- **Problem to work on**
Write down every entry below once more, exactly.

>> begin Items

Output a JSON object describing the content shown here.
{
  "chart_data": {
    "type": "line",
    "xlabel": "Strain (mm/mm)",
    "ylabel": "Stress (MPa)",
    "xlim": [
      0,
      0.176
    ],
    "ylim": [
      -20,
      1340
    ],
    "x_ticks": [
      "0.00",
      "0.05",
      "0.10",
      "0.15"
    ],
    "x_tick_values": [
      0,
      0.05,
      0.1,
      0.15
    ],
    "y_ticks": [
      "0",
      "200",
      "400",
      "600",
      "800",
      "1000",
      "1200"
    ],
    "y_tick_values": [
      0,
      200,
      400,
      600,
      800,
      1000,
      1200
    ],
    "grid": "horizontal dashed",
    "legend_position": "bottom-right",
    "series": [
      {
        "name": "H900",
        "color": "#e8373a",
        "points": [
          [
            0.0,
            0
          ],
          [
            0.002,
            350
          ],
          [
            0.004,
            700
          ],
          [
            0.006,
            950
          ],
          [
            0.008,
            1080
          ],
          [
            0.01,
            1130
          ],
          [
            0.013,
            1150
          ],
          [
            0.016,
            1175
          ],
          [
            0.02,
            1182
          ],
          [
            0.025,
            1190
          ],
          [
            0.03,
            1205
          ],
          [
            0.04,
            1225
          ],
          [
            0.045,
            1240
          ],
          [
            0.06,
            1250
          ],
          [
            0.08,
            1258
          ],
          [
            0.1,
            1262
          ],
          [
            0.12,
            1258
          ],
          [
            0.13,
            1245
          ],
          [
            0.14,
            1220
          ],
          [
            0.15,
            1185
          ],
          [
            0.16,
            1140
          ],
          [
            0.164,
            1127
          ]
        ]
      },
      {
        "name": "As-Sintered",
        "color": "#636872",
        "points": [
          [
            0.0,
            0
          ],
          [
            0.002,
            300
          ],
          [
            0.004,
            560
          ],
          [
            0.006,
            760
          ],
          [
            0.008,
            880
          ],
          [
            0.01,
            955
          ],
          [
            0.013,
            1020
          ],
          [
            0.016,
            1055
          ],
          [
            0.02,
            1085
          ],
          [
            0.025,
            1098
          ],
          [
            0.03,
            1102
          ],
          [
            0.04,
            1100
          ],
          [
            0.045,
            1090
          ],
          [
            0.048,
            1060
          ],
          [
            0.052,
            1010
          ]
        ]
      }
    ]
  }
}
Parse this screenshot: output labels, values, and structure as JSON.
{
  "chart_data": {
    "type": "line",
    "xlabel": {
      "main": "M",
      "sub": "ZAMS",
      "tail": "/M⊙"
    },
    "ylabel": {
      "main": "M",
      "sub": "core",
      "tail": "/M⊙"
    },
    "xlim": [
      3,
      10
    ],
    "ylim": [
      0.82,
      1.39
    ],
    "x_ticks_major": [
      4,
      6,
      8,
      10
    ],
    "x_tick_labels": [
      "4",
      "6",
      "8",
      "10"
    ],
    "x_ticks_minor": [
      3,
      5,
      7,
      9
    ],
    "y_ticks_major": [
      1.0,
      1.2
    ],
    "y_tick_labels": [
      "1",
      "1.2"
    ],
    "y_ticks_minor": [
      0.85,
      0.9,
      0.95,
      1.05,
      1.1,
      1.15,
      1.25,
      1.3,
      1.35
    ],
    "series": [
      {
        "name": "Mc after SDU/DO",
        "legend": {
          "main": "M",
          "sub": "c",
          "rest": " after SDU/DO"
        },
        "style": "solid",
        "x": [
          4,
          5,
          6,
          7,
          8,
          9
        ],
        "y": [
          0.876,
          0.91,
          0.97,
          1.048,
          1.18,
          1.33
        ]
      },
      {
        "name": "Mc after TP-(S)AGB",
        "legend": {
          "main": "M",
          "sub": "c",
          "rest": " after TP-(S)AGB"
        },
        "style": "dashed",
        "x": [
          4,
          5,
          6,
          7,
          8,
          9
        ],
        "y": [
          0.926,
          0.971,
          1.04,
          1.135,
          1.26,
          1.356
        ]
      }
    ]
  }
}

>> end Items

- **Written reply**
Output a JSON object describing the content shown here.
{
  "chart_data": {
    "type": "line",
    "xlabel": "Strain (mm/mm)",
    "ylabel": "Stress (MPa)",
    "xlim": [
      0,
      0.176
    ],
    "ylim": [
      -20,
      1340
    ],
    "x_ticks": [
      "0.00",
      "0.05",
      "0.10",
      "0.15"
    ],
    "x_tick_values": [
      0,
      0.05,
      0.1,
      0.15
    ],
    "y_ticks": [
      "0",
      "200",
      "400",
      "600",
      "800",
      "1000",
      "1200"
    ],
    "y_tick_values": [
      0,
      200,
      400,
      600,
      800,
      1000,
      1200
    ],
    "grid": "horizontal dashed",
    "legend_position": "bottom-right",
    "series": [
      {
        "name": "H900",
        "color": "#e8373a",
        "points": [
          [
            0.0,
            0
          ],
          [
            0.002,
            350
          ],
          [
            0.004,
            700
          ],
          [
            0.006,
            950
          ],
          [
            0.008,
            1080
          ],
          [
            0.01,
            1130
          ],
          [
            0.013,
            1150
          ],
          [
            0.016,
            1175
          ],
          [
            0.02,
            1182
          ],
          [
            0.025,
            1190
          ],
          [
            0.03,
            1205
          ],
          [
            0.04,
            1225
          ],
          [
            0.045,
            1240
          ],
          [
            0.06,
            1250
          ],
          [
            0.08,
            1258
          ],
          [
            0.1,
            1262
          ],
          [
            0.12,
            1258
          ],
          [
            0.13,
            1245
          ],
          [
            0.14,
            1220
          ],
          [
            0.15,
            1185
          ],
          [
            0.16,
            1140
          ],
          [
            0.164,
            1127
          ]
        ]
      },
      {
        "name": "As-Sintered",
        "color": "#636872",
        "points": [
          [
            0.0,
            0
          ],
          [
            0.002,
            300
          ],
          [
            0.004,
            560
          ],
          [
            0.006,
            760
          ],
          [
            0.008,
            880
          ],
          [
            0.01,
            955
          ],
          [
            0.013,
            1020
          ],
          [
            0.016,
            1055
          ],
          [
            0.02,
            1085
          ],
          [
            0.025,
            1098
          ],
          [
            0.03,
            1102
          ],
          [
            0.04,
            1100
          ],
          [
            0.045,
            1090
          ],
          [
            0.048,
            1060
          ],
          [
            0.052,
            1010
          ]
        ]
      }
    ]
  }
}
Parse this screenshot: output labels, values, and structure as JSON.
{
  "chart_data": {
    "type": "line",
    "xlabel": {
      "main": "M",
      "sub": "ZAMS",
      "tail": "/M⊙"
    },
    "ylabel": {
      "main": "M",
      "sub": "core",
      "tail": "/M⊙"
    },
    "xlim": [
      3,
      10
    ],
    "ylim": [
      0.82,
      1.39
    ],
    "x_ticks_major": [
      4,
      6,
      8,
      10
    ],
    "x_tick_labels": [
      "4",
      "6",
      "8",
      "10"
    ],
    "x_ticks_minor": [
      3,
      5,
      7,
      9
    ],
    "y_ticks_major": [
      1.0,
      1.2
    ],
    "y_tick_labels": [
      "1",
      "1.2"
    ],
    "y_ticks_minor": [
      0.85,
      0.9,
      0.95,
      1.05,
      1.1,
      1.15,
      1.25,
      1.3,
      1.35
    ],
    "series": [
      {
        "name": "Mc after SDU/DO",
        "legend": {
          "main": "M",
          "sub": "c",
          "rest": " after SDU/DO"
        },
        "style": "solid",
        "x": [
          4,
          5,
          6,
          7,
          8,
          9
        ],
        "y": [
          0.876,
          0.91,
          0.97,
          1.048,
          1.18,
          1.33
        ]
      },
      {
        "name": "Mc after TP-(S)AGB",
        "legend": {
          "main": "M",
          "sub": "c",
          "rest": " after TP-(S)AGB"
        },
        "style": "dashed",
        "x": [
          4,
          5,
          6,
          7,
          8,
          9
        ],
        "y": [
          0.926,
          0.971,
          1.04,
          1.135,
          1.26,
          1.356
        ]
      }
    ]
  }
}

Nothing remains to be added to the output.